## [Task requirements]
Count every line of the listing where the string "image" occurs, and reply with the count alone.

## [Material provided]
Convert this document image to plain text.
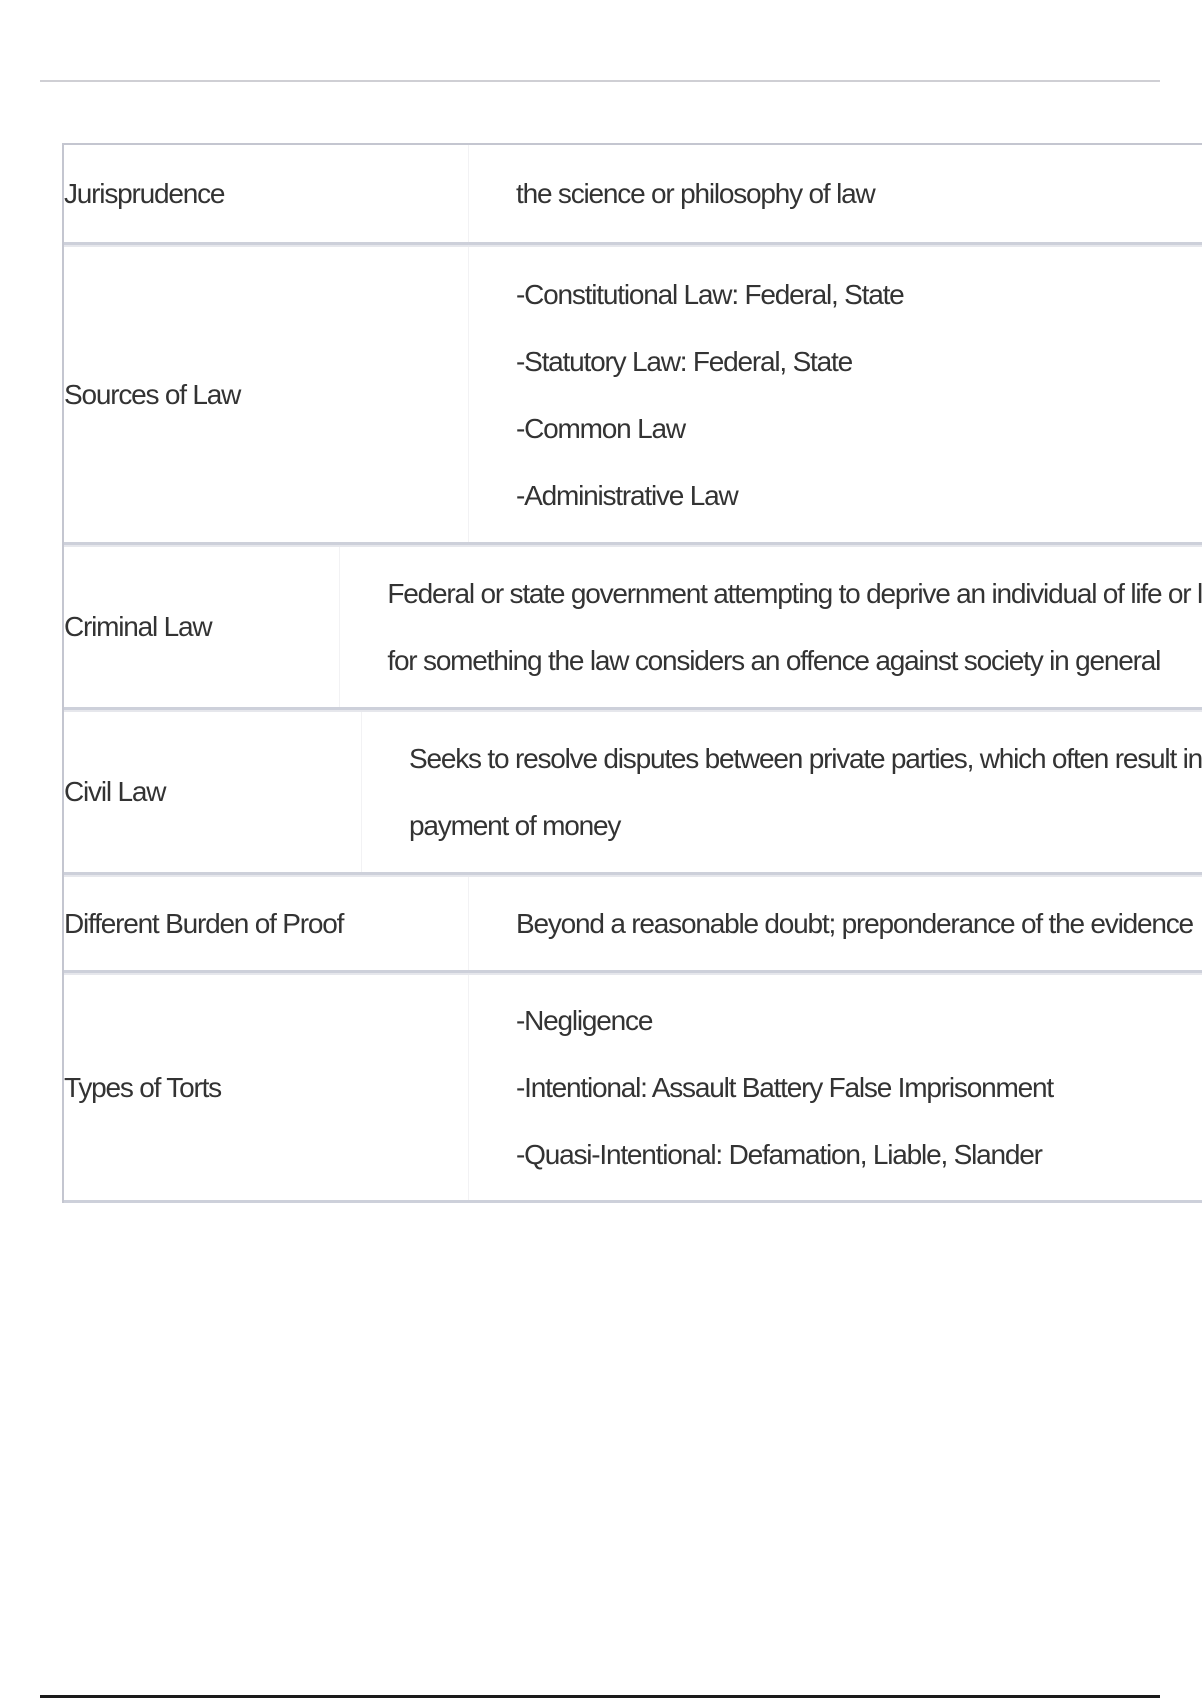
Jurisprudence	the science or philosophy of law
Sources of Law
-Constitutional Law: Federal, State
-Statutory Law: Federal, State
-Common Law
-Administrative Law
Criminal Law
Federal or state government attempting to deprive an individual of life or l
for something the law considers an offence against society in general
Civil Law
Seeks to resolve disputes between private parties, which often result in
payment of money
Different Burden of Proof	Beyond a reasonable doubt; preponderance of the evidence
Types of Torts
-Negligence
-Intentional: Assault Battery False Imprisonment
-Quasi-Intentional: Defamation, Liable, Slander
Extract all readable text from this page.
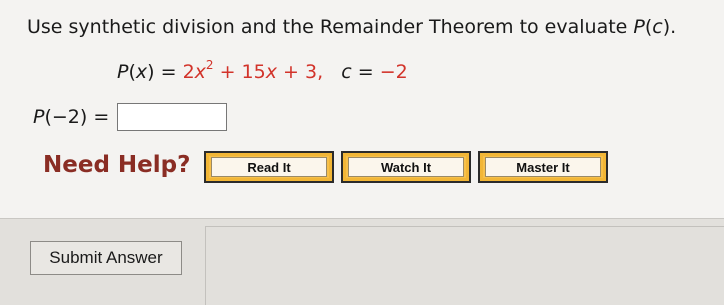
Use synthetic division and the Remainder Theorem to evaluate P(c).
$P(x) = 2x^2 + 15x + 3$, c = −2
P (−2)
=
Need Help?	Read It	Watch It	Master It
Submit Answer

* * *

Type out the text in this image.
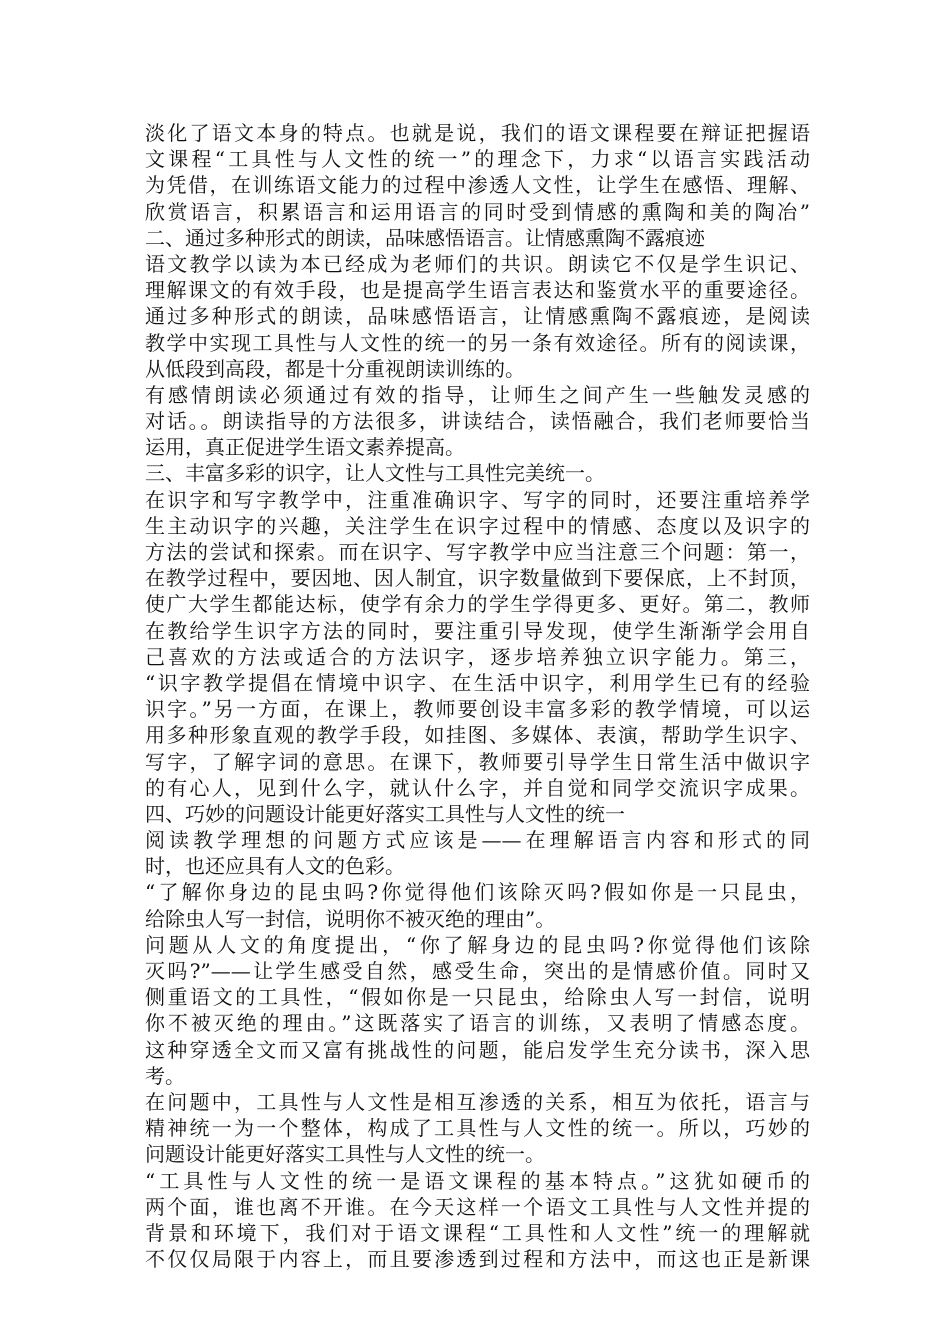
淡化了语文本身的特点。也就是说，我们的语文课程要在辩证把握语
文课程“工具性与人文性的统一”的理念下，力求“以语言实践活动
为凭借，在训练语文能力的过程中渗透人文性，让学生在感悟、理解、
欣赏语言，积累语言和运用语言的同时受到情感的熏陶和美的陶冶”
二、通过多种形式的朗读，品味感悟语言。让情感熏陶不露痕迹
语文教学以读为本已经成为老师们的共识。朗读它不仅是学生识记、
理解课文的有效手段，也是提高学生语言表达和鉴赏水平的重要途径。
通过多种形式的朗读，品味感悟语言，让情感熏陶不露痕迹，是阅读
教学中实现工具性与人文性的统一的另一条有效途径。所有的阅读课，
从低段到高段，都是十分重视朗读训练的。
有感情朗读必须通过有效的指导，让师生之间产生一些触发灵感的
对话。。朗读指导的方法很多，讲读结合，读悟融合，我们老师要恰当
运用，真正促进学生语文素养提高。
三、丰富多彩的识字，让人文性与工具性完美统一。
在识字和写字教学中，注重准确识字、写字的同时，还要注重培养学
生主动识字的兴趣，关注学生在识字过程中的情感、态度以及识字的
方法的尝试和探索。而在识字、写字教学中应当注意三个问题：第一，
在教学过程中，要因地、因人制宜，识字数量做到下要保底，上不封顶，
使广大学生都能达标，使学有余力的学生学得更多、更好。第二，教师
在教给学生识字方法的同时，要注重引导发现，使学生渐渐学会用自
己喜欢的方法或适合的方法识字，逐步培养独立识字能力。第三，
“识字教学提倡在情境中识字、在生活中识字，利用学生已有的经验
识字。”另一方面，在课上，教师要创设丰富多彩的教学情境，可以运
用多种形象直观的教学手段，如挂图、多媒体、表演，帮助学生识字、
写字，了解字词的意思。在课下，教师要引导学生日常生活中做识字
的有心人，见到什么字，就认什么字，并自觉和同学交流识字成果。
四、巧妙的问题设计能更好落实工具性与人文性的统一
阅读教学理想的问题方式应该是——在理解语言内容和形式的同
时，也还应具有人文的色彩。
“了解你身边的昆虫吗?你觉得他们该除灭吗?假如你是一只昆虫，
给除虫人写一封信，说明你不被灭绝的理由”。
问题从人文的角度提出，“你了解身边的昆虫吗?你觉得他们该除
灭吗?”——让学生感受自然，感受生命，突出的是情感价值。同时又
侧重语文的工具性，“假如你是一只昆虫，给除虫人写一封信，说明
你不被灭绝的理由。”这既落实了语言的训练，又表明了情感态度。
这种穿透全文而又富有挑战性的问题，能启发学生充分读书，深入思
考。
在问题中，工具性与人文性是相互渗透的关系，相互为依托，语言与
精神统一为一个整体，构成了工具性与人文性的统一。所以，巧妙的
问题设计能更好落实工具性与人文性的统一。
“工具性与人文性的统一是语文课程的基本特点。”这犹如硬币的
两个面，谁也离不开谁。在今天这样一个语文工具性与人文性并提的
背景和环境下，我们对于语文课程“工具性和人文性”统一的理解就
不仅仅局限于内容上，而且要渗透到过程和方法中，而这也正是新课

## [The completed task]
2